▶ [Task prompt] Below are the records; count how many of their lines hold the string "Region" and give the number alone.

▶ [Records shown]

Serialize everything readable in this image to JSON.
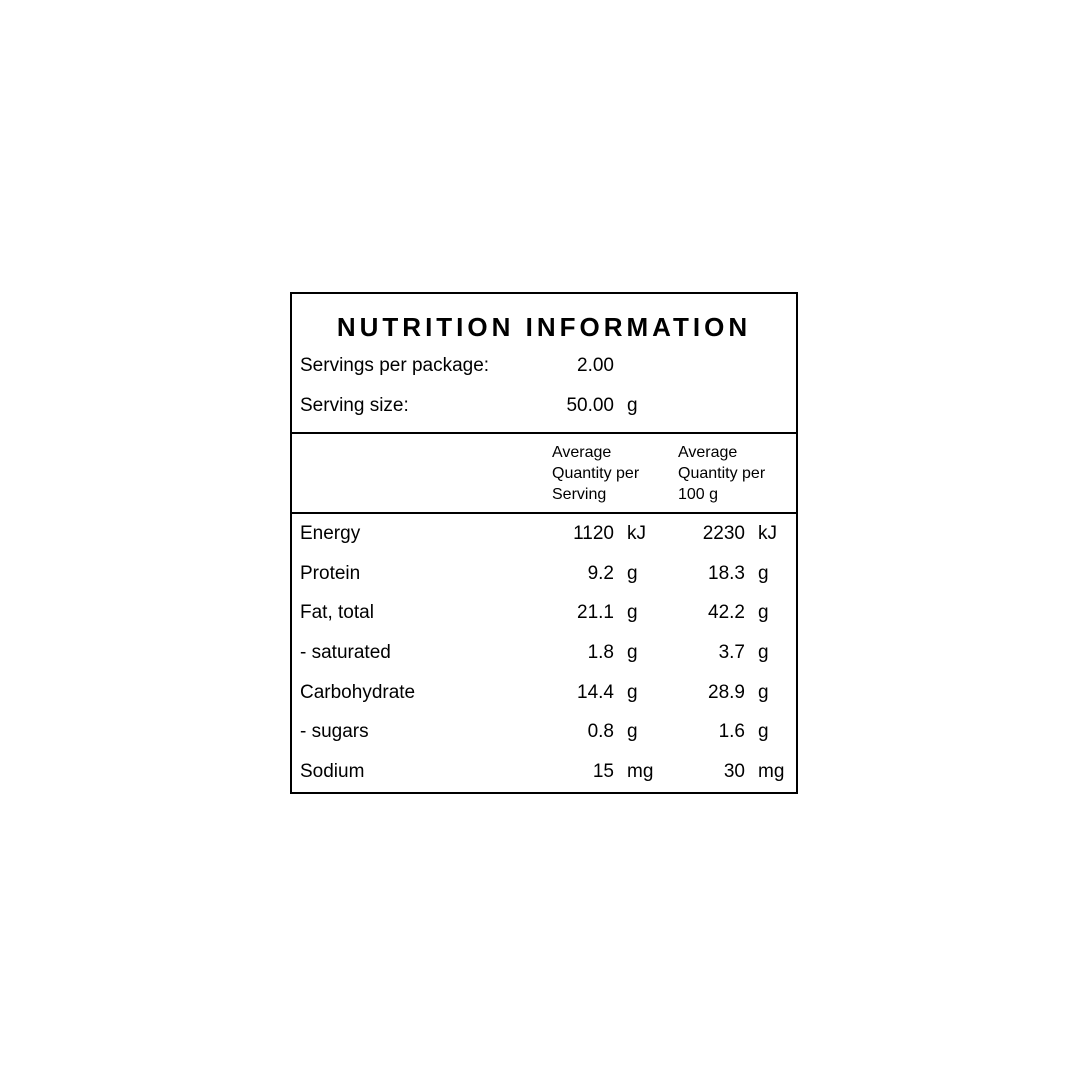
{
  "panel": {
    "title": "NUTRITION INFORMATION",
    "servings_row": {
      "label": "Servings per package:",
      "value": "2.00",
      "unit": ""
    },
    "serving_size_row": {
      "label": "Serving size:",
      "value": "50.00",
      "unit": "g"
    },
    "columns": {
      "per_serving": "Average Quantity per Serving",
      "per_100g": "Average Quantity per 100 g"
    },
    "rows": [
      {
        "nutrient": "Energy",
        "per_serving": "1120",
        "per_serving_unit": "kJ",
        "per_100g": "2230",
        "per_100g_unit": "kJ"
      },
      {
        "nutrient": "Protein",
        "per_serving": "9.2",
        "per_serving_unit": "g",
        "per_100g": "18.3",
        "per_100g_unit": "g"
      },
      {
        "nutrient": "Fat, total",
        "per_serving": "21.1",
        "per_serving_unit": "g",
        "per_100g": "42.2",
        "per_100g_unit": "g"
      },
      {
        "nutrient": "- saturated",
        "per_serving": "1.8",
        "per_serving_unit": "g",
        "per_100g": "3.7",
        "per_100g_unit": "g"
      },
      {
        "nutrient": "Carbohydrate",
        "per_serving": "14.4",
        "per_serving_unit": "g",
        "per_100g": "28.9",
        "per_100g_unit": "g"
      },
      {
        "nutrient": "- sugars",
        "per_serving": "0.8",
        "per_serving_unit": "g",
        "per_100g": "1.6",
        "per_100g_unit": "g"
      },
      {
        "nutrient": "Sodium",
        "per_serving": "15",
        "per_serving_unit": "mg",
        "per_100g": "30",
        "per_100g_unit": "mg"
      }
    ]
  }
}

...

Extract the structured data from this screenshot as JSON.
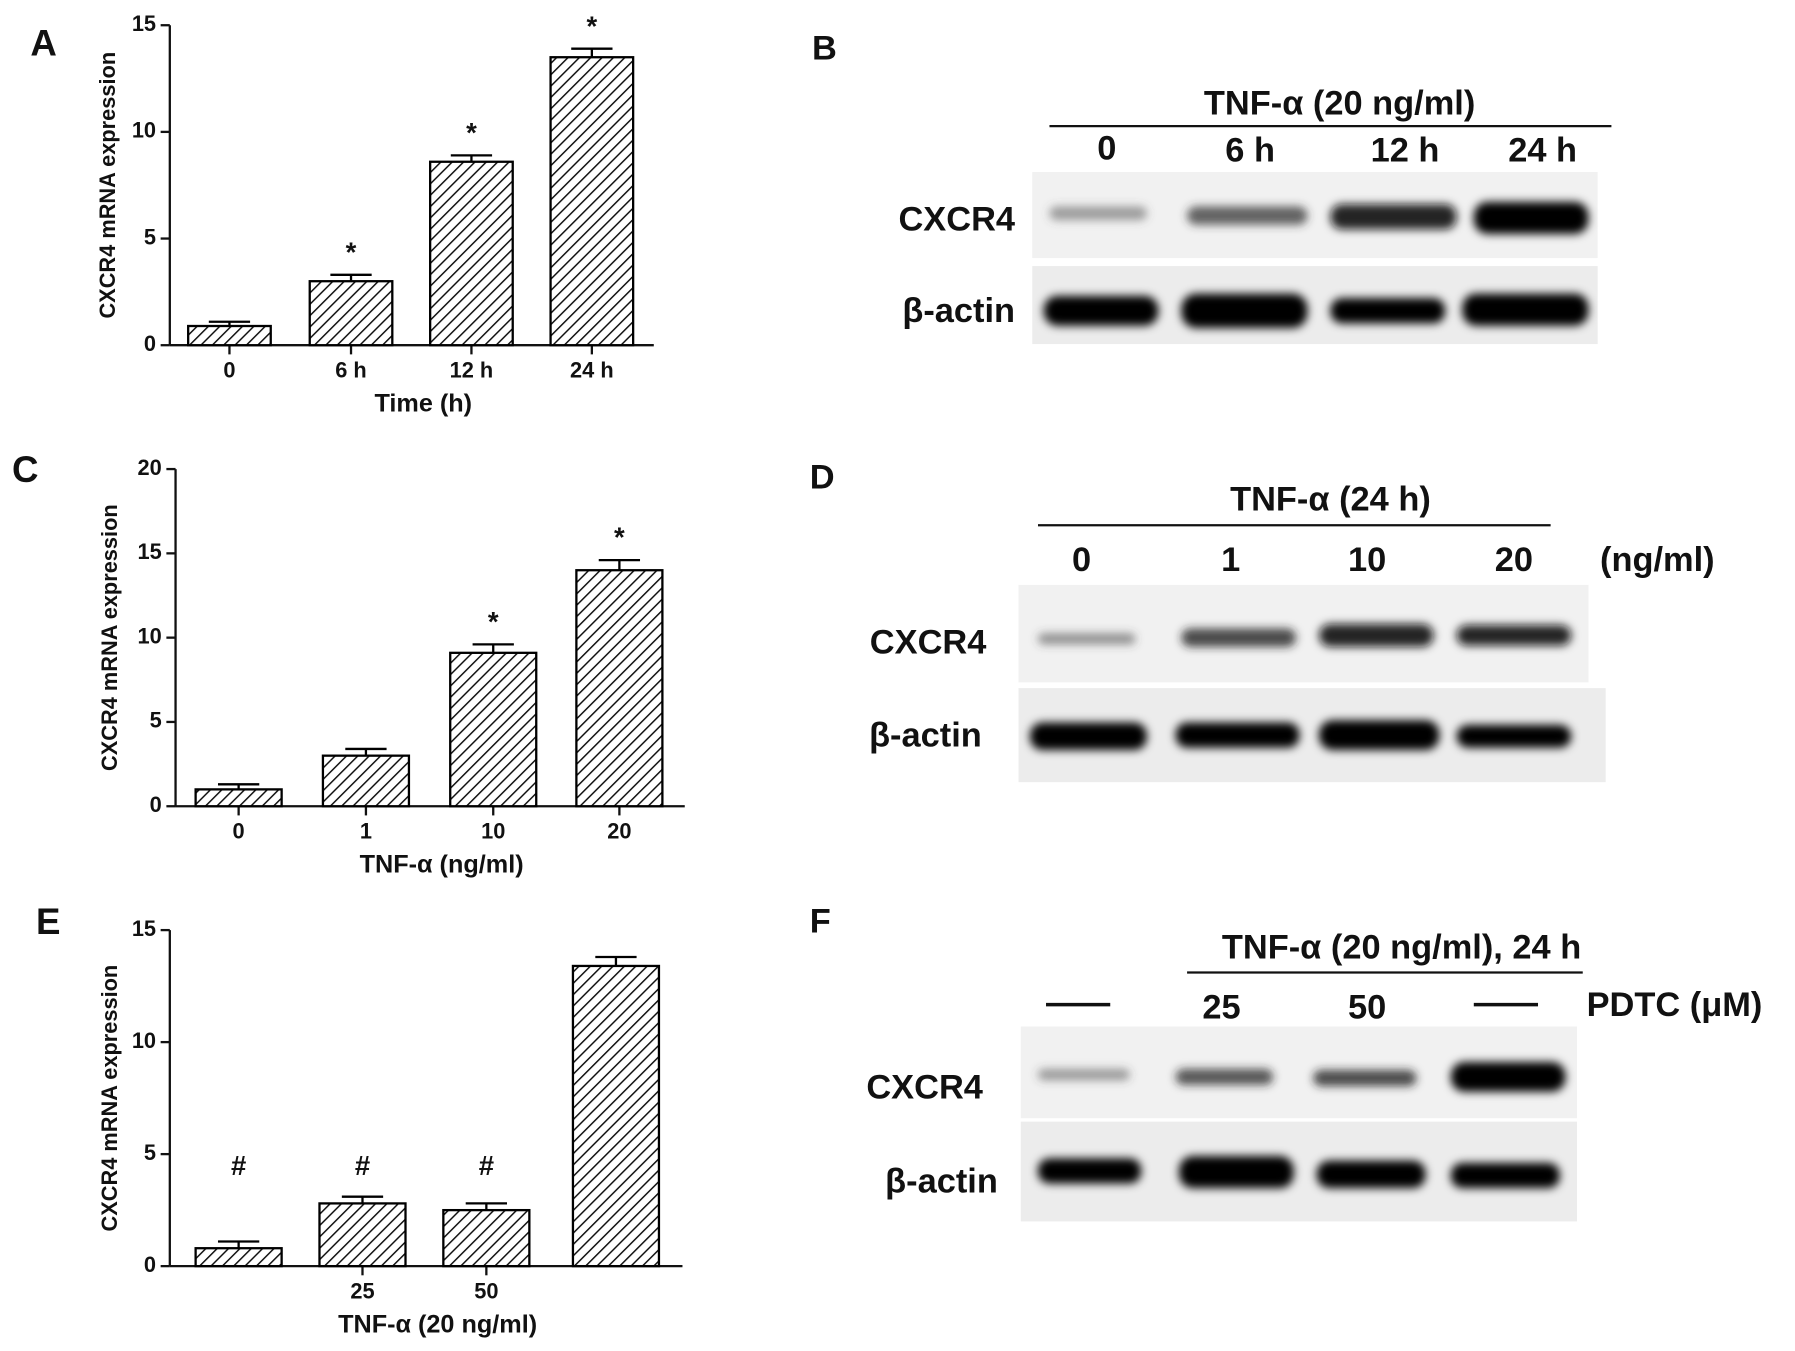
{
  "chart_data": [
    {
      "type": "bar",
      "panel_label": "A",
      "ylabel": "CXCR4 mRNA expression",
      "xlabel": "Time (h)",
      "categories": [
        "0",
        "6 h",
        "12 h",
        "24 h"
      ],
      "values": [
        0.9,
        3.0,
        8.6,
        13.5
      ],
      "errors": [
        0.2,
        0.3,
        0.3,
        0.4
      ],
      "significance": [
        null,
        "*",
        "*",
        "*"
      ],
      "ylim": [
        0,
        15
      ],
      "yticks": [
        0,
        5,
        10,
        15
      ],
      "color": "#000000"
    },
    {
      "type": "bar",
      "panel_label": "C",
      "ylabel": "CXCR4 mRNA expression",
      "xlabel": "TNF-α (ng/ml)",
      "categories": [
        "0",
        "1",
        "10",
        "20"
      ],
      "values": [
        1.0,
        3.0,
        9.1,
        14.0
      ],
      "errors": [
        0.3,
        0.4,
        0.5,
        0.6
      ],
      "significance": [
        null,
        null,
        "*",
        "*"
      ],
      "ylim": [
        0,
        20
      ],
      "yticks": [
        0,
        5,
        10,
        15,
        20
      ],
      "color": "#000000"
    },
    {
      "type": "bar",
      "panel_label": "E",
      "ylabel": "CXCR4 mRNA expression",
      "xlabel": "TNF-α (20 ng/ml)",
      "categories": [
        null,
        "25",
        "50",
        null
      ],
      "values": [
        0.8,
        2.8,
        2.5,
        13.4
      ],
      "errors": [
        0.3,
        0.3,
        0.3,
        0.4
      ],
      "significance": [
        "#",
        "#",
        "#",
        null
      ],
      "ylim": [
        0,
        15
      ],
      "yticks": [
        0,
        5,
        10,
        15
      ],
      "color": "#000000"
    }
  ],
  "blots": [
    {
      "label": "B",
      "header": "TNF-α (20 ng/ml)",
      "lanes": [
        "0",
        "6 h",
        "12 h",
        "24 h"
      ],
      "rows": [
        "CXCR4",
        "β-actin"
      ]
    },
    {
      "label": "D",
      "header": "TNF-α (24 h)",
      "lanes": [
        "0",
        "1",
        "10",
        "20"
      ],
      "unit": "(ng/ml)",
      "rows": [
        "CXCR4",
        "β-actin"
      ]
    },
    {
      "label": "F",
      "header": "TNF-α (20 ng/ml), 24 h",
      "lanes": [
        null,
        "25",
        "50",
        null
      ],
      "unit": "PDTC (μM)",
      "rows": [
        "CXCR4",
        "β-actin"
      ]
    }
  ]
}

--

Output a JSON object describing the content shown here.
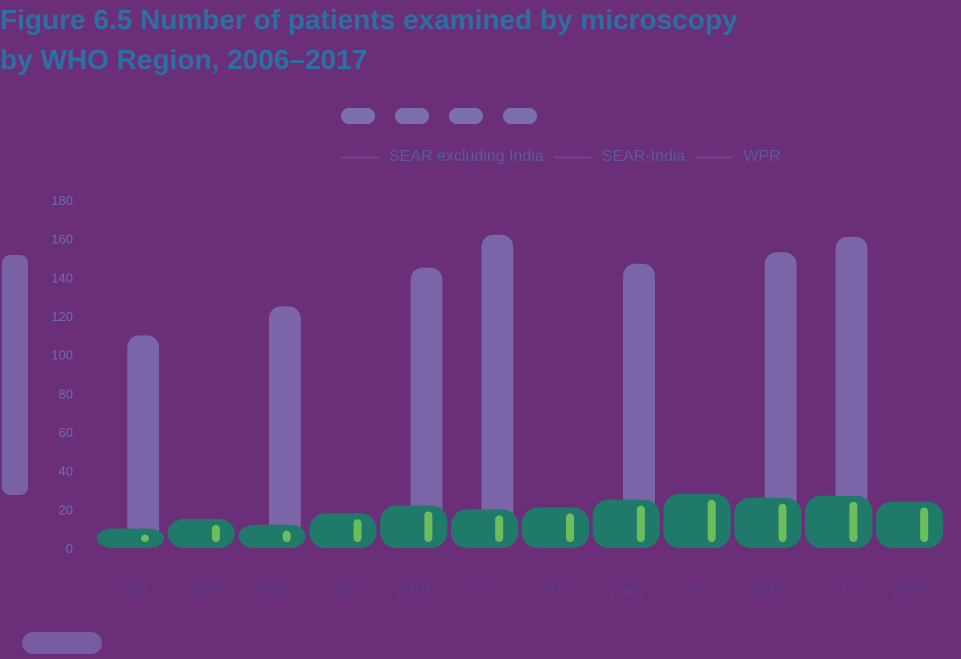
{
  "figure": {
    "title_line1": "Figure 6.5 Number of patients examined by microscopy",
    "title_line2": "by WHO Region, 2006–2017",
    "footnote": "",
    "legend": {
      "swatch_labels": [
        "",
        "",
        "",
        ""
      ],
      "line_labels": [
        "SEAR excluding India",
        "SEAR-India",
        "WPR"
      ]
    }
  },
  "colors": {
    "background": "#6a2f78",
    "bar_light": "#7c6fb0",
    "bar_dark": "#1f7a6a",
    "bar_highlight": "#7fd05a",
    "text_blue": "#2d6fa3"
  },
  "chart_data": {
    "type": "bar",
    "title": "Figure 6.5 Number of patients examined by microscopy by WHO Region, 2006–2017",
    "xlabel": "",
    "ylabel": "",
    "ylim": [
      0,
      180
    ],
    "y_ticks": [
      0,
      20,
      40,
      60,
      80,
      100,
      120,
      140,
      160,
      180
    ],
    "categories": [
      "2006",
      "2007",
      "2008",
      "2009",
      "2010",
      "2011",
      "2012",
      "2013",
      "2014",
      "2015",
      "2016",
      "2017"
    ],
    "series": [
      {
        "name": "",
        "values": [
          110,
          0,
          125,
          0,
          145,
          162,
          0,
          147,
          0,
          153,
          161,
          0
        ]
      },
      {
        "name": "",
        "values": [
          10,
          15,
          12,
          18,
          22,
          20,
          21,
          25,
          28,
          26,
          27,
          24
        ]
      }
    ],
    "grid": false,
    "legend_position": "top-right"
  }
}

▶ [Expected answer] 2